#### Task to complete:
Answer with a single number: the count of lines that include the string "skill".
___ Records for the exercise ___
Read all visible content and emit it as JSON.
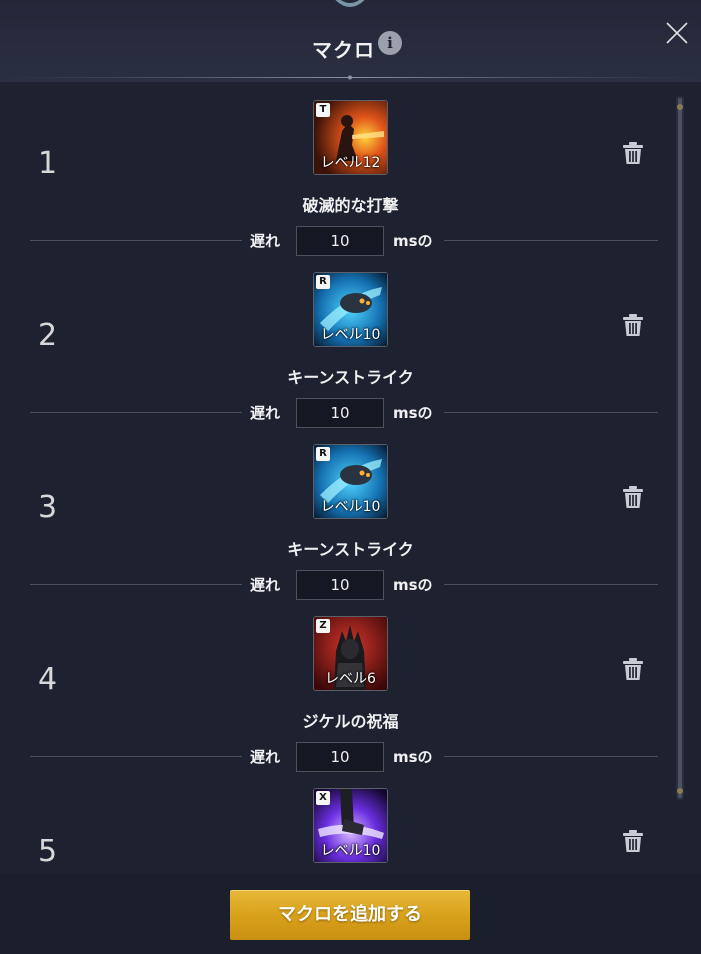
{
  "header": {
    "title": "マクロ",
    "info_icon": "info-icon",
    "close_icon": "close-icon"
  },
  "macros": [
    {
      "number": "1",
      "hotkey": "T",
      "level": "レベル12",
      "skill": "破滅的な打撃",
      "delay_label": "遅れ",
      "delay_value": "10",
      "delay_unit": "msの",
      "art": "fire"
    },
    {
      "number": "2",
      "hotkey": "R",
      "level": "レベル10",
      "skill": "キーンストライク",
      "delay_label": "遅れ",
      "delay_value": "10",
      "delay_unit": "msの",
      "art": "blue"
    },
    {
      "number": "3",
      "hotkey": "R",
      "level": "レベル10",
      "skill": "キーンストライク",
      "delay_label": "遅れ",
      "delay_value": "10",
      "delay_unit": "msの",
      "art": "blue"
    },
    {
      "number": "4",
      "hotkey": "Z",
      "level": "レベル6",
      "skill": "ジケルの祝福",
      "delay_label": "遅れ",
      "delay_value": "10",
      "delay_unit": "msの",
      "art": "red"
    },
    {
      "number": "5",
      "hotkey": "X",
      "level": "レベル10",
      "skill": "",
      "delay_label": "",
      "delay_value": "",
      "delay_unit": "",
      "art": "purple"
    }
  ],
  "footer": {
    "add_button_label": "マクロを追加する"
  },
  "colors": {
    "background": "#1e2230",
    "button_gold": "#d9a21b",
    "text": "#f0f0f0"
  }
}
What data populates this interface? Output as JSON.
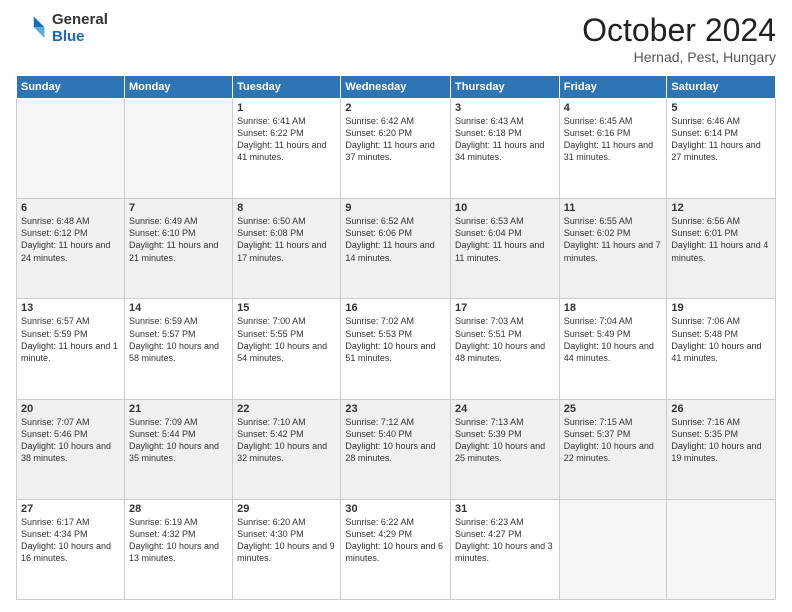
{
  "logo": {
    "general": "General",
    "blue": "Blue"
  },
  "title": {
    "month_year": "October 2024",
    "location": "Hernad, Pest, Hungary"
  },
  "headers": [
    "Sunday",
    "Monday",
    "Tuesday",
    "Wednesday",
    "Thursday",
    "Friday",
    "Saturday"
  ],
  "weeks": [
    [
      {
        "day": "",
        "info": ""
      },
      {
        "day": "",
        "info": ""
      },
      {
        "day": "1",
        "info": "Sunrise: 6:41 AM\nSunset: 6:22 PM\nDaylight: 11 hours and 41 minutes."
      },
      {
        "day": "2",
        "info": "Sunrise: 6:42 AM\nSunset: 6:20 PM\nDaylight: 11 hours and 37 minutes."
      },
      {
        "day": "3",
        "info": "Sunrise: 6:43 AM\nSunset: 6:18 PM\nDaylight: 11 hours and 34 minutes."
      },
      {
        "day": "4",
        "info": "Sunrise: 6:45 AM\nSunset: 6:16 PM\nDaylight: 11 hours and 31 minutes."
      },
      {
        "day": "5",
        "info": "Sunrise: 6:46 AM\nSunset: 6:14 PM\nDaylight: 11 hours and 27 minutes."
      }
    ],
    [
      {
        "day": "6",
        "info": "Sunrise: 6:48 AM\nSunset: 6:12 PM\nDaylight: 11 hours and 24 minutes."
      },
      {
        "day": "7",
        "info": "Sunrise: 6:49 AM\nSunset: 6:10 PM\nDaylight: 11 hours and 21 minutes."
      },
      {
        "day": "8",
        "info": "Sunrise: 6:50 AM\nSunset: 6:08 PM\nDaylight: 11 hours and 17 minutes."
      },
      {
        "day": "9",
        "info": "Sunrise: 6:52 AM\nSunset: 6:06 PM\nDaylight: 11 hours and 14 minutes."
      },
      {
        "day": "10",
        "info": "Sunrise: 6:53 AM\nSunset: 6:04 PM\nDaylight: 11 hours and 11 minutes."
      },
      {
        "day": "11",
        "info": "Sunrise: 6:55 AM\nSunset: 6:02 PM\nDaylight: 11 hours and 7 minutes."
      },
      {
        "day": "12",
        "info": "Sunrise: 6:56 AM\nSunset: 6:01 PM\nDaylight: 11 hours and 4 minutes."
      }
    ],
    [
      {
        "day": "13",
        "info": "Sunrise: 6:57 AM\nSunset: 5:59 PM\nDaylight: 11 hours and 1 minute."
      },
      {
        "day": "14",
        "info": "Sunrise: 6:59 AM\nSunset: 5:57 PM\nDaylight: 10 hours and 58 minutes."
      },
      {
        "day": "15",
        "info": "Sunrise: 7:00 AM\nSunset: 5:55 PM\nDaylight: 10 hours and 54 minutes."
      },
      {
        "day": "16",
        "info": "Sunrise: 7:02 AM\nSunset: 5:53 PM\nDaylight: 10 hours and 51 minutes."
      },
      {
        "day": "17",
        "info": "Sunrise: 7:03 AM\nSunset: 5:51 PM\nDaylight: 10 hours and 48 minutes."
      },
      {
        "day": "18",
        "info": "Sunrise: 7:04 AM\nSunset: 5:49 PM\nDaylight: 10 hours and 44 minutes."
      },
      {
        "day": "19",
        "info": "Sunrise: 7:06 AM\nSunset: 5:48 PM\nDaylight: 10 hours and 41 minutes."
      }
    ],
    [
      {
        "day": "20",
        "info": "Sunrise: 7:07 AM\nSunset: 5:46 PM\nDaylight: 10 hours and 38 minutes."
      },
      {
        "day": "21",
        "info": "Sunrise: 7:09 AM\nSunset: 5:44 PM\nDaylight: 10 hours and 35 minutes."
      },
      {
        "day": "22",
        "info": "Sunrise: 7:10 AM\nSunset: 5:42 PM\nDaylight: 10 hours and 32 minutes."
      },
      {
        "day": "23",
        "info": "Sunrise: 7:12 AM\nSunset: 5:40 PM\nDaylight: 10 hours and 28 minutes."
      },
      {
        "day": "24",
        "info": "Sunrise: 7:13 AM\nSunset: 5:39 PM\nDaylight: 10 hours and 25 minutes."
      },
      {
        "day": "25",
        "info": "Sunrise: 7:15 AM\nSunset: 5:37 PM\nDaylight: 10 hours and 22 minutes."
      },
      {
        "day": "26",
        "info": "Sunrise: 7:16 AM\nSunset: 5:35 PM\nDaylight: 10 hours and 19 minutes."
      }
    ],
    [
      {
        "day": "27",
        "info": "Sunrise: 6:17 AM\nSunset: 4:34 PM\nDaylight: 10 hours and 16 minutes."
      },
      {
        "day": "28",
        "info": "Sunrise: 6:19 AM\nSunset: 4:32 PM\nDaylight: 10 hours and 13 minutes."
      },
      {
        "day": "29",
        "info": "Sunrise: 6:20 AM\nSunset: 4:30 PM\nDaylight: 10 hours and 9 minutes."
      },
      {
        "day": "30",
        "info": "Sunrise: 6:22 AM\nSunset: 4:29 PM\nDaylight: 10 hours and 6 minutes."
      },
      {
        "day": "31",
        "info": "Sunrise: 6:23 AM\nSunset: 4:27 PM\nDaylight: 10 hours and 3 minutes."
      },
      {
        "day": "",
        "info": ""
      },
      {
        "day": "",
        "info": ""
      }
    ]
  ]
}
___
#### Answer to the problem:
5